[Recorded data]
::::::
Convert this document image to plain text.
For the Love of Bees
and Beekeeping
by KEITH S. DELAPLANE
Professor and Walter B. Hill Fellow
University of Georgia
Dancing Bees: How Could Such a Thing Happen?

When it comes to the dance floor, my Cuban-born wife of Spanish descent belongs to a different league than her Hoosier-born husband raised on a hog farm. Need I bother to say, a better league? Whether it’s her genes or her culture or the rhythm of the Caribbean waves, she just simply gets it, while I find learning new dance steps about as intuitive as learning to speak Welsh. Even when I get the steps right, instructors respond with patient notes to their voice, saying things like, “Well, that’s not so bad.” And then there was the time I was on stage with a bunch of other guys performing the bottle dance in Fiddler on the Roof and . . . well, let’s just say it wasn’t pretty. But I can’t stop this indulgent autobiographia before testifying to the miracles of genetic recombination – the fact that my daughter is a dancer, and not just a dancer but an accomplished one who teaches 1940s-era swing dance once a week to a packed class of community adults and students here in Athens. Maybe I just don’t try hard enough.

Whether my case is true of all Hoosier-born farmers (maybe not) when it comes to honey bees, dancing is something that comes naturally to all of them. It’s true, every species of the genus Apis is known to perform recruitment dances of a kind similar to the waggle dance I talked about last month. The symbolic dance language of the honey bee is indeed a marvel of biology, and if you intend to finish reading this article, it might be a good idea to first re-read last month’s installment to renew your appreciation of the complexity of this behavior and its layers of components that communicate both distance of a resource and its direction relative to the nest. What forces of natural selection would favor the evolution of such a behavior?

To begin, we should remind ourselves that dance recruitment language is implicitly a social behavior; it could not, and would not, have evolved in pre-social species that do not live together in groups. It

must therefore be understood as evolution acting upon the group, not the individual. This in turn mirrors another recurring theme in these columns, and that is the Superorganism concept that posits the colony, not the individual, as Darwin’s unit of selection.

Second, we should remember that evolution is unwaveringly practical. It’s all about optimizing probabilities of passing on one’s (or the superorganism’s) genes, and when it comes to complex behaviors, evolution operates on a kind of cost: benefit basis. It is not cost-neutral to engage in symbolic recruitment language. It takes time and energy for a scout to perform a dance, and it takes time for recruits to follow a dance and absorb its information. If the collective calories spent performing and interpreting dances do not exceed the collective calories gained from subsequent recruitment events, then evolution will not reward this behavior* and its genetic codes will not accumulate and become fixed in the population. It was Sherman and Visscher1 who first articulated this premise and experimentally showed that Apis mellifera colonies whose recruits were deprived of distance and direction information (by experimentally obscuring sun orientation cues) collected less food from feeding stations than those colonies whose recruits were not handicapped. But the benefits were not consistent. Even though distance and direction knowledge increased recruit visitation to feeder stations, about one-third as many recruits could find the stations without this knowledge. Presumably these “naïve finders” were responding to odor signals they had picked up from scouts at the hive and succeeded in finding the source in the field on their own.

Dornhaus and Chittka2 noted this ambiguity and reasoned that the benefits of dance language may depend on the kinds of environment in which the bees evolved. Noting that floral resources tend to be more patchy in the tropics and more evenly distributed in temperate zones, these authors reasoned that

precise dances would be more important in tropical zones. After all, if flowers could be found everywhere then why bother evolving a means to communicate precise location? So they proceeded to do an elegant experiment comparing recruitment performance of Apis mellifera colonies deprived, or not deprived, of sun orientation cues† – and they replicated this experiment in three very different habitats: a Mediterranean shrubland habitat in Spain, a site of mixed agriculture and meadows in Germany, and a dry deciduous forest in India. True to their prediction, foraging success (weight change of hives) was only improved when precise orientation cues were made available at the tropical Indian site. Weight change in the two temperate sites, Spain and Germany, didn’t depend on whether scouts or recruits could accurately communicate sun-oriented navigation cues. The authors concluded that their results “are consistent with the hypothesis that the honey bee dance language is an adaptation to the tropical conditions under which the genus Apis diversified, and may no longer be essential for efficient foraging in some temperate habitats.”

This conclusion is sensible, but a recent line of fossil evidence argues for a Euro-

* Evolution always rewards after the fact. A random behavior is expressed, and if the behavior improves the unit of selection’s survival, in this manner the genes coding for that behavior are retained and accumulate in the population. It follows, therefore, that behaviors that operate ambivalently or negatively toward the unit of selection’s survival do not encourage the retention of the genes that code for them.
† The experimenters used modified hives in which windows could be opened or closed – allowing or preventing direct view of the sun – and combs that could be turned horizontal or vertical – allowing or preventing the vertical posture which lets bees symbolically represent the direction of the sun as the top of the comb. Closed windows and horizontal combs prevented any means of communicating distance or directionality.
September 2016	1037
::::::
§ **EXERCISE**:
The data above needs to be given again exactly, with no line left out.

§ **REPLY TO THE EXERCISE**:
Convert this document image to plain text.
For the Love of Bees
and Beekeeping
by KEITH S. DELAPLANE
Professor and Walter B. Hill Fellow
University of Georgia
Dancing Bees: How Could Such a Thing Happen?

When it comes to the dance floor, my Cuban-born wife of Spanish descent belongs to a different league than her Hoosier-born husband raised on a hog farm. Need I bother to say, a better league? Whether it’s her genes or her culture or the rhythm of the Caribbean waves, she just simply gets it, while I find learning new dance steps about as intuitive as learning to speak Welsh. Even when I get the steps right, instructors respond with patient notes to their voice, saying things like, “Well, that’s not so bad.” And then there was the time I was on stage with a bunch of other guys performing the bottle dance in Fiddler on the Roof and . . . well, let’s just say it wasn’t pretty. But I can’t stop this indulgent autobiographia before testifying to the miracles of genetic recombination – the fact that my daughter is a dancer, and not just a dancer but an accomplished one who teaches 1940s-era swing dance once a week to a packed class of community adults and students here in Athens. Maybe I just don’t try hard enough.

Whether my case is true of all Hoosier-born farmers (maybe not) when it comes to honey bees, dancing is something that comes naturally to all of them. It’s true, every species of the genus Apis is known to perform recruitment dances of a kind similar to the waggle dance I talked about last month. The symbolic dance language of the honey bee is indeed a marvel of biology, and if you intend to finish reading this article, it might be a good idea to first re-read last month’s installment to renew your appreciation of the complexity of this behavior and its layers of components that communicate both distance of a resource and its direction relative to the nest. What forces of natural selection would favor the evolution of such a behavior?

To begin, we should remind ourselves that dance recruitment language is implicitly a social behavior; it could not, and would not, have evolved in pre-social species that do not live together in groups. It

must therefore be understood as evolution acting upon the group, not the individual. This in turn mirrors another recurring theme in these columns, and that is the Superorganism concept that posits the colony, not the individual, as Darwin’s unit of selection.

Second, we should remember that evolution is unwaveringly practical. It’s all about optimizing probabilities of passing on one’s (or the superorganism’s) genes, and when it comes to complex behaviors, evolution operates on a kind of cost: benefit basis. It is not cost-neutral to engage in symbolic recruitment language. It takes time and energy for a scout to perform a dance, and it takes time for recruits to follow a dance and absorb its information. If the collective calories spent performing and interpreting dances do not exceed the collective calories gained from subsequent recruitment events, then evolution will not reward this behavior* and its genetic codes will not accumulate and become fixed in the population. It was Sherman and Visscher1 who first articulated this premise and experimentally showed that Apis mellifera colonies whose recruits were deprived of distance and direction information (by experimentally obscuring sun orientation cues) collected less food from feeding stations than those colonies whose recruits were not handicapped. But the benefits were not consistent. Even though distance and direction knowledge increased recruit visitation to feeder stations, about one-third as many recruits could find the stations without this knowledge. Presumably these “naïve finders” were responding to odor signals they had picked up from scouts at the hive and succeeded in finding the source in the field on their own.

Dornhaus and Chittka2 noted this ambiguity and reasoned that the benefits of dance language may depend on the kinds of environment in which the bees evolved. Noting that floral resources tend to be more patchy in the tropics and more evenly distributed in temperate zones, these authors reasoned that

precise dances would be more important in tropical zones. After all, if flowers could be found everywhere then why bother evolving a means to communicate precise location? So they proceeded to do an elegant experiment comparing recruitment performance of Apis mellifera colonies deprived, or not deprived, of sun orientation cues† – and they replicated this experiment in three very different habitats: a Mediterranean shrubland habitat in Spain, a site of mixed agriculture and meadows in Germany, and a dry deciduous forest in India. True to their prediction, foraging success (weight change of hives) was only improved when precise orientation cues were made available at the tropical Indian site. Weight change in the two temperate sites, Spain and Germany, didn’t depend on whether scouts or recruits could accurately communicate sun-oriented navigation cues. The authors concluded that their results “are consistent with the hypothesis that the honey bee dance language is an adaptation to the tropical conditions under which the genus Apis diversified, and may no longer be essential for efficient foraging in some temperate habitats.”

This conclusion is sensible, but a recent line of fossil evidence argues for a Euro-

* Evolution always rewards after the fact. A random behavior is expressed, and if the behavior improves the unit of selection’s survival, in this manner the genes coding for that behavior are retained and accumulate in the population. It follows, therefore, that behaviors that operate ambivalently or negatively toward the unit of selection’s survival do not encourage the retention of the genes that code for them.
† The experimenters used modified hives in which windows could be opened or closed – allowing or preventing direct view of the sun – and combs that could be turned horizontal or vertical – allowing or preventing the vertical posture which lets bees symbolically represent the direction of the sun as the top of the comb. Closed windows and horizontal combs prevented any means of communicating distance or directionality.
September 2016	1037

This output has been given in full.